:: WHAT THE EXERCISE ASKS ::
Pick out every line below that contains the string "bottom", and copy each one. Case counts.
=== DATA IN THIS EXERCISE ===
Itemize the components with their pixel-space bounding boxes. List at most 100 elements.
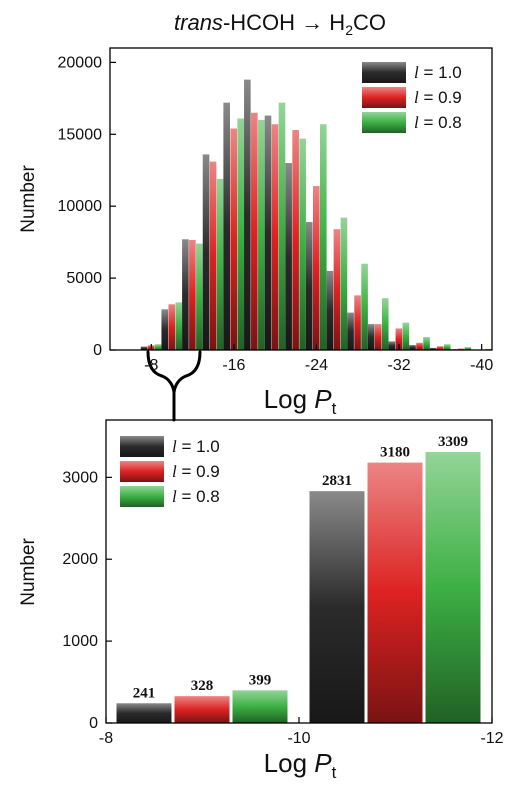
bar-0.8-at--14 <box>216 178 224 350</box>
bar-0.9-at--28 <box>354 295 361 350</box>
bar-0.9-at--30 <box>374 324 382 350</box>
bar-0.8-at--10 <box>175 302 183 350</box>
bar-0.8-at--28 <box>361 263 368 350</box>
bar-0.8-at--30 <box>381 298 389 350</box>
legend-swatch <box>120 461 164 482</box>
legend-label: l = 0.8 <box>172 487 220 506</box>
x-tick-label: -24 <box>305 357 328 374</box>
bar-0.8-at--8 <box>154 344 162 350</box>
bottom-legend: l = 1.0 l = 0.9 l = 0.8 <box>120 436 220 507</box>
legend-swatch <box>362 112 406 133</box>
bar-0.9-at--24 <box>312 186 320 350</box>
bar-1.0-at--30 <box>367 324 375 350</box>
bar-0.9-at--34 <box>416 342 423 350</box>
bar-1.0-at--8 <box>140 346 148 350</box>
x-tick-label: -12 <box>480 730 503 747</box>
bar-0.9-at--20 <box>271 124 279 350</box>
data-label: 328 <box>191 678 214 694</box>
bar-1.0-at--16 <box>223 102 230 351</box>
bar-0.8-at--32 <box>402 322 410 350</box>
top-plot-frame <box>109 47 493 351</box>
legend-label: l = 1.0 <box>414 63 462 82</box>
x-tick-label: -10 <box>287 730 310 747</box>
legend-label: l = 0.9 <box>172 462 220 481</box>
data-label: 2831 <box>322 473 352 489</box>
bar-0.8-at--12 <box>196 243 203 350</box>
bar-0.9-at--11 <box>367 462 423 723</box>
bar-0.9-at--32 <box>395 328 403 350</box>
bar-0.8-at--9 <box>232 690 288 723</box>
bar-0.9-at--12 <box>189 239 196 350</box>
bottom-y-axis-label: Number <box>18 538 39 606</box>
bar-0.8-at--18 <box>258 119 265 351</box>
bar-0.8-at--24 <box>319 124 327 350</box>
top-bars <box>140 79 492 351</box>
legend-swatch <box>120 436 164 457</box>
legend-label: l = 0.9 <box>414 88 462 107</box>
bar-0.9-at--22 <box>292 129 299 350</box>
bar-0.9-at--18 <box>251 112 258 351</box>
legend-swatch <box>120 486 164 507</box>
bar-0.9-at--26 <box>333 229 341 350</box>
x-tick-label: -16 <box>222 357 245 374</box>
y-tick-label: 2000 <box>62 551 98 568</box>
y-tick-label: 1000 <box>62 633 98 650</box>
y-tick-label: 3000 <box>62 469 98 486</box>
bar-0.9-at--16 <box>230 128 237 350</box>
y-tick-label: 0 <box>89 715 98 732</box>
chart-title: trans-HCOH → H2CO <box>174 10 386 38</box>
zoom-bracket <box>146 350 202 422</box>
data-label: 3180 <box>380 445 410 461</box>
bar-0.8-at--11 <box>425 452 481 723</box>
legend-swatch <box>362 62 406 83</box>
x-tick-label: -8 <box>99 730 113 747</box>
bar-0.9-at--9 <box>174 696 230 723</box>
y-tick-label: 15000 <box>58 126 103 143</box>
bar-1.0-at--22 <box>285 163 292 350</box>
data-label: 399 <box>249 672 272 688</box>
bar-1.0-at--36 <box>429 347 437 350</box>
bar-1.0-at--10 <box>161 309 169 350</box>
bottom-x-axis-label: Log Pt <box>264 748 337 782</box>
bar-1.0-at--18 <box>244 79 251 350</box>
bar-0.9-at--38 <box>457 348 465 350</box>
bar-1.0-at--26 <box>326 270 334 350</box>
data-label: 241 <box>133 685 156 701</box>
bottom-bars: 241 328 399 2831 3180 3309 <box>116 434 481 723</box>
legend-label: l = 0.8 <box>414 113 462 132</box>
bar-1.0-at--12 <box>182 239 189 350</box>
bottom-axes: 0 1000 2000 3000 -8 -10 -12 <box>62 469 503 747</box>
y-tick-label: 20000 <box>58 54 103 71</box>
bar-1.0-at--20 <box>264 115 272 350</box>
legend-swatch <box>362 87 406 108</box>
bar-0.8-at--22 <box>299 138 306 350</box>
bar-0.9-at--10 <box>168 304 176 350</box>
legend-label: l = 1.0 <box>172 437 220 456</box>
bar-1.0-at--14 <box>202 154 210 350</box>
bar-0.8-at--36 <box>443 344 451 350</box>
top-y-axis-label: Number <box>18 165 39 233</box>
y-tick-label: 0 <box>93 342 102 359</box>
bar-0.8-at--26 <box>340 217 348 350</box>
x-tick-label: -40 <box>470 357 493 374</box>
bar-0.9-at--14 <box>209 161 217 350</box>
top-x-axis-label: Log Pt <box>264 384 337 418</box>
bar-0.8-at--20 <box>278 102 286 351</box>
bar-1.0-at--11 <box>309 491 365 723</box>
bar-0.9-at--36 <box>436 346 444 350</box>
bar-1.0-at--9 <box>116 703 172 723</box>
top-legend: l = 1.0 l = 0.9 l = 0.8 <box>362 62 462 133</box>
bar-1.0-at--32 <box>388 341 396 350</box>
x-tick-label: -32 <box>388 357 411 374</box>
data-label: 3309 <box>438 434 468 450</box>
bottom-histogram: 241 328 399 2831 3180 3309 0 1000 2000 3000 -8 -10… <box>18 419 504 782</box>
bar-1.0-at--28 <box>347 312 354 350</box>
bar-1.0-at--24 <box>305 222 313 350</box>
bar-0.8-at--38 <box>464 347 472 350</box>
y-tick-label: 10000 <box>58 198 103 215</box>
bar-0.8-at--16 <box>237 118 244 350</box>
bar-0.8-at--34 <box>423 337 430 350</box>
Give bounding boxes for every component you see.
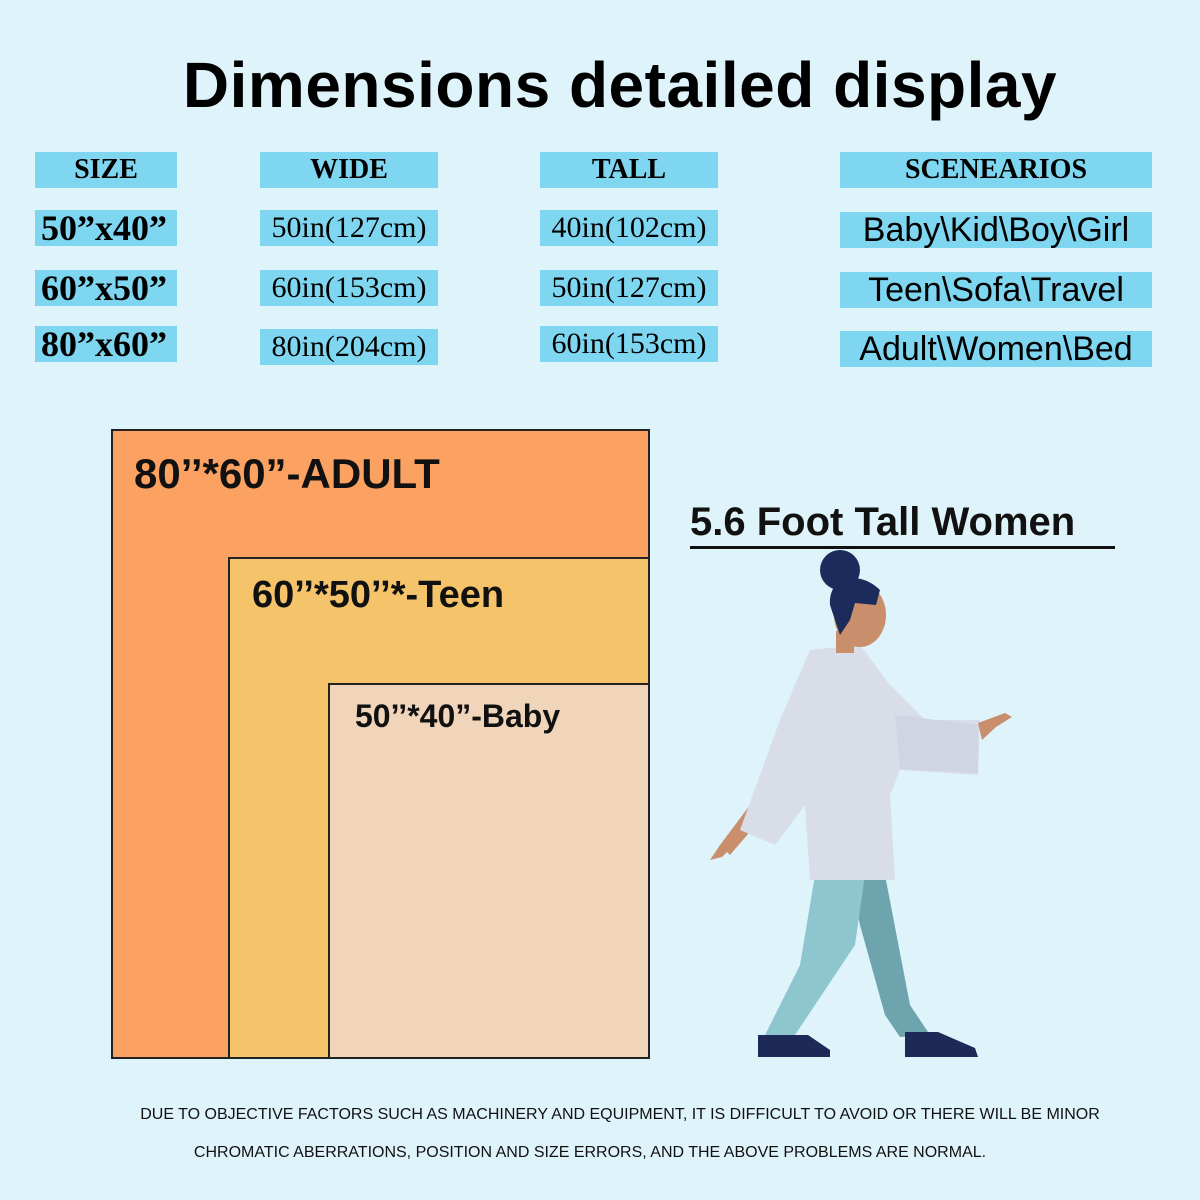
===
:: TASK RESPONSE ::
bottom-legend: l = 1.0 l = 0.9 l = 0.8 <box>120 436 220 507</box>
bottom-y-axis-label: Number <box>18 538 39 606</box>
bottom-x-axis-label: Log Pt <box>264 748 337 782</box>
bottom-bars: 241 328 399 2831 3180 3309 <box>116 434 481 723</box>
bottom-axes: 0 1000 2000 3000 -8 -10 -12 <box>62 469 503 747</box>
bottom-histogram: 241 328 399 2831 3180 3309 0 1000 2000 3000 -8 -10… <box>18 419 504 782</box>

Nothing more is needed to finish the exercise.